* _Task goal_
Reproduce all of the data exactly, with no line skipped.
====== Information shown ======
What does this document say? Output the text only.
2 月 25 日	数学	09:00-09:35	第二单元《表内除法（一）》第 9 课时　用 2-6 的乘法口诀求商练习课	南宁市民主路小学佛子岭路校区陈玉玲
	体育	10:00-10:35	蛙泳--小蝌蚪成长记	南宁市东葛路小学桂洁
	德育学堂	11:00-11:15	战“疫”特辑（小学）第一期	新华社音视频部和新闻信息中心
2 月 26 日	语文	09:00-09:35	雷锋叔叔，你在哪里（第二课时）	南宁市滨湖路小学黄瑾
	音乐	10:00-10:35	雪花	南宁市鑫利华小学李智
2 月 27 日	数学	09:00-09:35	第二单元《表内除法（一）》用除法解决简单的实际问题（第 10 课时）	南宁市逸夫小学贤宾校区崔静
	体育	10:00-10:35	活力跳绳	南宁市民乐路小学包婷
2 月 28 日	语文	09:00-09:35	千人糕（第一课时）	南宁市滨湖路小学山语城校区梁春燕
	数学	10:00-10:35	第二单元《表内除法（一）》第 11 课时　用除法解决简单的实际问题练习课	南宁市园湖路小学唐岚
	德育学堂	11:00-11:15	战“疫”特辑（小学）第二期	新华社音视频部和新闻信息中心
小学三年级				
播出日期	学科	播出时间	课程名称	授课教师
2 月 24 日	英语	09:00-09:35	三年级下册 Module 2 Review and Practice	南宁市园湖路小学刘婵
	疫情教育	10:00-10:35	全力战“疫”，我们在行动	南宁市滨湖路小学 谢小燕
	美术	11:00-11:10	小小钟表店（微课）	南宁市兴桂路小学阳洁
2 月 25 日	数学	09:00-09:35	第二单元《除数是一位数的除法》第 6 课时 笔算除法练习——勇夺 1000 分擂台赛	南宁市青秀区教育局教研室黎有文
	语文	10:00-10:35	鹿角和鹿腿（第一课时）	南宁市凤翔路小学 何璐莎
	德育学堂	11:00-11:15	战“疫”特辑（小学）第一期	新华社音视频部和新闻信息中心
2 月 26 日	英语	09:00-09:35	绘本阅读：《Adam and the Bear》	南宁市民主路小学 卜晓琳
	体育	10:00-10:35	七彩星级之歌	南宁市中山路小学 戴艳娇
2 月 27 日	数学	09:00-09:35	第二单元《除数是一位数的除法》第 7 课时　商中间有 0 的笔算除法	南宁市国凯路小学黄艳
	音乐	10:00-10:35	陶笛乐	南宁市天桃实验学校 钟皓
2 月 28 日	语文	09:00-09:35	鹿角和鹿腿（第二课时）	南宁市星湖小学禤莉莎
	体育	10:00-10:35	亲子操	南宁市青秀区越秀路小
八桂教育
======
* _The completed task_
What does this document say? Output the text only.
2 月 25 日	数学	09:00-09:35	第二单元《表内除法（一）》第 9 课时　用 2-6 的乘法口诀求商练习课	南宁市民主路小学佛子岭路校区陈玉玲
	体育	10:00-10:35	蛙泳--小蝌蚪成长记	南宁市东葛路小学桂洁
	德育学堂	11:00-11:15	战“疫”特辑（小学）第一期	新华社音视频部和新闻信息中心
2 月 26 日	语文	09:00-09:35	雷锋叔叔，你在哪里（第二课时）	南宁市滨湖路小学黄瑾
	音乐	10:00-10:35	雪花	南宁市鑫利华小学李智
2 月 27 日	数学	09:00-09:35	第二单元《表内除法（一）》用除法解决简单的实际问题（第 10 课时）	南宁市逸夫小学贤宾校区崔静
	体育	10:00-10:35	活力跳绳	南宁市民乐路小学包婷
2 月 28 日	语文	09:00-09:35	千人糕（第一课时）	南宁市滨湖路小学山语城校区梁春燕
	数学	10:00-10:35	第二单元《表内除法（一）》第 11 课时　用除法解决简单的实际问题练习课	南宁市园湖路小学唐岚
	德育学堂	11:00-11:15	战“疫”特辑（小学）第二期	新华社音视频部和新闻信息中心
小学三年级				
播出日期	学科	播出时间	课程名称	授课教师
2 月 24 日	英语	09:00-09:35	三年级下册 Module 2 Review and Practice	南宁市园湖路小学刘婵
	疫情教育	10:00-10:35	全力战“疫”，我们在行动	南宁市滨湖路小学 谢小燕
	美术	11:00-11:10	小小钟表店（微课）	南宁市兴桂路小学阳洁
2 月 25 日	数学	09:00-09:35	第二单元《除数是一位数的除法》第 6 课时 笔算除法练习——勇夺 1000 分擂台赛	南宁市青秀区教育局教研室黎有文
	语文	10:00-10:35	鹿角和鹿腿（第一课时）	南宁市凤翔路小学 何璐莎
	德育学堂	11:00-11:15	战“疫”特辑（小学）第一期	新华社音视频部和新闻信息中心
2 月 26 日	英语	09:00-09:35	绘本阅读：《Adam and the Bear》	南宁市民主路小学 卜晓琳
	体育	10:00-10:35	七彩星级之歌	南宁市中山路小学 戴艳娇
2 月 27 日	数学	09:00-09:35	第二单元《除数是一位数的除法》第 7 课时　商中间有 0 的笔算除法	南宁市国凯路小学黄艳
	音乐	10:00-10:35	陶笛乐	南宁市天桃实验学校 钟皓
2 月 28 日	语文	09:00-09:35	鹿角和鹿腿（第二课时）	南宁市星湖小学禤莉莎
	体育	10:00-10:35	亲子操	南宁市青秀区越秀路小
八桂教育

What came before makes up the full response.